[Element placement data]
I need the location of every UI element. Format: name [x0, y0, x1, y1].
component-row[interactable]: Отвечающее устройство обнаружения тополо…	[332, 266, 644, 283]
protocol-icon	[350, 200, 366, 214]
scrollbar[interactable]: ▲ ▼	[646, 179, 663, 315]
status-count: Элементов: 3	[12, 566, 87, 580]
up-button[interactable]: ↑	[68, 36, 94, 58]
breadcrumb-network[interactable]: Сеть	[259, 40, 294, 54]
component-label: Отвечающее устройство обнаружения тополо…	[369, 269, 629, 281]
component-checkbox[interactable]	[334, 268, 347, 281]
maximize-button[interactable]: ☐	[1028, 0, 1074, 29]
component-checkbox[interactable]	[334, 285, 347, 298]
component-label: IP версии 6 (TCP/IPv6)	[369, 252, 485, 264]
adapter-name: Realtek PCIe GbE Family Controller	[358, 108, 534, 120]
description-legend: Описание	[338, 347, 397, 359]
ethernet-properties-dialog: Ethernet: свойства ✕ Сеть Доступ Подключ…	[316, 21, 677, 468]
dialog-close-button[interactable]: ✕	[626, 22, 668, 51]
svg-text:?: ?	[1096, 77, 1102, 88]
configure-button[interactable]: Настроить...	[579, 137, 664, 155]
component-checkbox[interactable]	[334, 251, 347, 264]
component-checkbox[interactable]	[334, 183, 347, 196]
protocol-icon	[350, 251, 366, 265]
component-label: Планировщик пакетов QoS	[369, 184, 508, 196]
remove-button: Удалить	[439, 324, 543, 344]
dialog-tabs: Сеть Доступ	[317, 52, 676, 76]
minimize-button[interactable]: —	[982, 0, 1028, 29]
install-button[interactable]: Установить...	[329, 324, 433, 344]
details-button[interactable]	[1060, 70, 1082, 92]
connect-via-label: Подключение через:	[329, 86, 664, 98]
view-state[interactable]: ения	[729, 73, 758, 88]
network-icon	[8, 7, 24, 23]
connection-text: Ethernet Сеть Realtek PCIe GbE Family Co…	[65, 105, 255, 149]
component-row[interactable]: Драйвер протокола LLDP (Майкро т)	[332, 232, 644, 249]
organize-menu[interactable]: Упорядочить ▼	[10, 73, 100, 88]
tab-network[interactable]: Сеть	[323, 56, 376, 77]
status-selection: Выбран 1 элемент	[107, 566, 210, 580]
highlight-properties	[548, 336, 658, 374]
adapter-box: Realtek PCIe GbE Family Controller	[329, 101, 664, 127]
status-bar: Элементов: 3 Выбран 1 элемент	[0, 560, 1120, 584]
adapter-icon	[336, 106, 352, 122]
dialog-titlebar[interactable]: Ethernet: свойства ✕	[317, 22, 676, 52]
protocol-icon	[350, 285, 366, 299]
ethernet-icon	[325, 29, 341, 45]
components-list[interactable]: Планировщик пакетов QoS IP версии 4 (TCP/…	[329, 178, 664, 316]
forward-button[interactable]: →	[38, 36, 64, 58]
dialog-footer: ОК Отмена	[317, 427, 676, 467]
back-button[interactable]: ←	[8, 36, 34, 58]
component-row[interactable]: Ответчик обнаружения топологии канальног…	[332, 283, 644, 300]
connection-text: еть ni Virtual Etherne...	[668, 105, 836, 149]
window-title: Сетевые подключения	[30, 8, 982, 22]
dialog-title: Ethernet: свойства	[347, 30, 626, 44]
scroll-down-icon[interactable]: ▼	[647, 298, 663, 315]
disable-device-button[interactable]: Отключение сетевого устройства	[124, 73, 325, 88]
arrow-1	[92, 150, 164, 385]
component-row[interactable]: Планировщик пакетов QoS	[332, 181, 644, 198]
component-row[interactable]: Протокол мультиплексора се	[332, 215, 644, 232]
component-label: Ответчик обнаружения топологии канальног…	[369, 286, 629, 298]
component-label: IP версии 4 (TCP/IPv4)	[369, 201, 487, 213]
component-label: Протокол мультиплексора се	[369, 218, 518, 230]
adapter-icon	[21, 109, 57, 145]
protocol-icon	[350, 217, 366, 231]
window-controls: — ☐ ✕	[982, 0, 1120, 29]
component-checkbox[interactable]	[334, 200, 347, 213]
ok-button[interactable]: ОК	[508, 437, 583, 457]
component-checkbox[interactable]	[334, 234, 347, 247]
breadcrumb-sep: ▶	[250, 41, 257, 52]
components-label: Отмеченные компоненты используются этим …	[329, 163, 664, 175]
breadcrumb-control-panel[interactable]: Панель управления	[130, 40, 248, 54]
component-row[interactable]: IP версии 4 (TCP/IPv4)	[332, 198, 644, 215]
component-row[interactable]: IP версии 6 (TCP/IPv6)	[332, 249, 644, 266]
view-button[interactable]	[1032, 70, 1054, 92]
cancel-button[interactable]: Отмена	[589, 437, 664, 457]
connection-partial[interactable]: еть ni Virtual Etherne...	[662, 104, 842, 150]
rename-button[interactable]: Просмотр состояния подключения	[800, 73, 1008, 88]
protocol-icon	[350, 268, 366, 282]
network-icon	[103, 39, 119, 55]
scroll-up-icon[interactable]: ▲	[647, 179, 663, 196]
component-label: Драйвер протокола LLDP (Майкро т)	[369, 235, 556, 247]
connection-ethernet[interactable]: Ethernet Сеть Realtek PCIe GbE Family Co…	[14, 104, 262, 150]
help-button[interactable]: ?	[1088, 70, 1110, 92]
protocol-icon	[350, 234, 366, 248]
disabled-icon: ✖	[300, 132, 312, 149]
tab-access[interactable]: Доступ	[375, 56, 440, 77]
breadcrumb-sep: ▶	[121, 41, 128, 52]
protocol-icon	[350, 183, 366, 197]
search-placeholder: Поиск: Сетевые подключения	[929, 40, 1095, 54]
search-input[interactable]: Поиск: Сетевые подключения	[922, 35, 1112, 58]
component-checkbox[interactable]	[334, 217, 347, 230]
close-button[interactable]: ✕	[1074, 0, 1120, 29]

Set task: Rewrite every line of the records above as a JSON list of strings, one string per line, leaving out blank lines.

Written solution:
[
  "I need the location of every UI element. Format: name [x0, y0, x1, y1].",
  "component-row[interactable]: Отвечающее устройство обнаружения тополо…\t[332, 266, 644, 283]",
  "protocol-icon\t[350, 200, 366, 214]",
  "scrollbar[interactable]: ▲ ▼\t[646, 179, 663, 315]",
  "status-count: Элементов: 3\t[12, 566, 87, 580]",
  "up-button[interactable]: ↑\t[68, 36, 94, 58]",
  "breadcrumb-network[interactable]: Сеть\t[259, 40, 294, 54]",
  "component-label: Отвечающее устройство обнаружения тополо…\t[369, 269, 629, 281]",
  "component-checkbox[interactable]\t[334, 268, 347, 281]",
  "maximize-button[interactable]: ☐\t[1028, 0, 1074, 29]",
  "component-checkbox[interactable]\t[334, 285, 347, 298]",
  "component-label: IP версии 6 (TCP/IPv6)\t[369, 252, 485, 264]",
  "adapter-name: Realtek PCIe GbE Family Controller\t[358, 108, 534, 120]",
  "description-legend: Описание\t[338, 347, 397, 359]",
  "ethernet-properties-dialog: Ethernet: свойства ✕ Сеть Доступ Подключ…\t[316, 21, 677, 468]",
  "dialog-close-button[interactable]: ✕\t[626, 22, 668, 51]",
  "svg-text:?: ?\t[1096, 77, 1102, 88]",
  "configure-button[interactable]: Настроить...\t[579, 137, 664, 155]",
  "component-checkbox[interactable]\t[334, 251, 347, 264]",
  "component-checkbox[interactable]\t[334, 183, 347, 196]",
  "protocol-icon\t[350, 251, 366, 265]",
  "component-label: Планировщик пакетов QoS\t[369, 184, 508, 196]",
  "remove-button: Удалить\t[439, 324, 543, 344]",
  "dialog-tabs: Сеть Доступ\t[317, 52, 676, 76]",
  "minimize-button[interactable]: —\t[982, 0, 1028, 29]",
  "install-button[interactable]: Установить...\t[329, 324, 433, 344]",
  "details-button[interactable]\t[1060, 70, 1082, 92]",
  "connect-via-label: Подключение через:\t[329, 86, 664, 98]",
  "view-state[interactable]: ения\t[729, 73, 758, 88]",
  "network-icon\t[8, 7, 24, 23]",
  "connection-text: Ethernet Сеть Realtek PCIe GbE Family Co…\t[65, 105, 255, 149]",
  "component-row[interactable]: Драйвер протокола LLDP (Майкро т)\t[332, 232, 644, 249]",
  "organize-menu[interactable]: Упорядочить ▼\t[10, 73, 100, 88]",
  "tab-network[interactable]: Сеть\t[323, 56, 376, 77]",
  "status-selection: Выбран 1 элемент\t[107, 566, 210, 580]",
  "highlight-properties\t[548, 336, 658, 374]",
  "adapter-box: Realtek PCIe GbE Family Controller\t[329, 101, 664, 127]",
  "status-bar: Элементов: 3 Выбран 1 элемент\t[0, 560, 1120, 584]",
  "adapter-icon\t[336, 106, 352, 122]",
  "dialog-titlebar[interactable]: Ethernet: свойства ✕\t[317, 22, 676, 52]",
  "protocol-icon\t[350, 285, 366, 299]",
  "ethernet-icon\t[325, 29, 341, 45]",
  "components-list[interactable]: Планировщик пакетов QoS IP версии 4 (TCP/…\t[329, 178, 664, 316]",
  "forward-button[interactable]: →\t[38, 36, 64, 58]",
  "dialog-footer: ОК Отмена\t[317, 427, 676, 467]",
  "back-button[interactable]: ←\t[8, 36, 34, 58]",
  "component-row[interactable]: Ответчик обнаружения топологии канальног…\t[332, 283, 644, 300]",
  "connection-text: еть ni Virtual Etherne...\t[668, 105, 836, 149]",
  "window-title: Сетевые подключения\t[30, 8, 982, 22]",
  "dialog-title: Ethernet: свойства\t[347, 30, 626, 44]",
  "scroll-down-icon[interactable]: ▼\t[647, 298, 663, 315]",
  "disable-device-button[interactable]: Отключение сетевого устройства\t[124, 73, 325, 88]",
  "arrow-1\t[92, 150, 164, 385]",
  "component-row[interactable]: Планировщик пакетов QoS\t[332, 181, 644, 198]",
  "component-row[interactable]: Протокол мультиплексора се\t[332, 215, 644, 232]",
  "component-label: Ответчик обнаружения топологии канальног…\t[369, 286, 629, 298]",
  "component-label: IP версии 4 (TCP/IPv4)\t[369, 201, 487, 213]",
  "component-label: Протокол мультиплексора се\t[369, 218, 518, 230]",
  "adapter-icon\t[21, 109, 57, 145]",
  "protocol-icon\t[350, 217, 366, 231]",
  "window-controls: — ☐ ✕\t[982, 0, 1120, 29]",
  "component-checkbox[interactable]\t[334, 200, 347, 213]",
  "ok-button[interactable]: ОК\t[508, 437, 583, 457]",
  "component-checkbox[interactable]\t[334, 234, 347, 247]",
  "breadcrumb-sep: ▶\t[250, 41, 257, 52]",
  "components-label: Отмеченные компоненты используются этим …\t[329, 163, 664, 175]",
  "breadcrumb-control-panel[interactable]: Панель управления\t[130, 40, 248, 54]",
  "component-row[interactable]: IP версии 4 (TCP/IPv4)\t[332, 198, 644, 215]",
  "component-row[interactable]: IP версии 6 (TCP/IPv6)\t[332, 249, 644, 266]",
  "view-button[interactable]\t[1032, 70, 1054, 92]",
  "cancel-button[interactable]: Отмена\t[589, 437, 664, 457]",
  "connection-partial[interactable]: еть ni Virtual Etherne...\t[662, 104, 842, 150]",
  "rename-button[interactable]: Просмотр состояния подключения\t[800, 73, 1008, 88]",
  "protocol-icon\t[350, 268, 366, 282]",
  "network-icon\t[103, 39, 119, 55]",
  "scroll-up-icon[interactable]: ▲\t[647, 179, 663, 196]",
  "component-label: Драйвер протокола LLDP (Майкро т)\t[369, 235, 556, 247]",
  "connection-ethernet[interactable]: Ethernet Сеть Realtek PCIe GbE Family Co…\t[14, 104, 262, 150]",
  "help-button[interactable]: ?\t[1088, 70, 1110, 92]",
  "protocol-icon\t[350, 234, 366, 248]",
  "disabled-icon: ✖\t[300, 132, 312, 149]",
  "tab-access[interactable]: Доступ\t[375, 56, 440, 77]",
  "breadcrumb-sep: ▶\t[121, 41, 128, 52]",
  "protocol-icon\t[350, 183, 366, 197]",
  "search-placeholder: Поиск: Сетевые подключения\t[929, 40, 1095, 54]",
  "search-input[interactable]: Поиск: Сетевые подключения\t[922, 35, 1112, 58]",
  "component-checkbox[interactable]\t[334, 217, 347, 230]",
  "close-button[interactable]: ✕\t[1074, 0, 1120, 29]"
]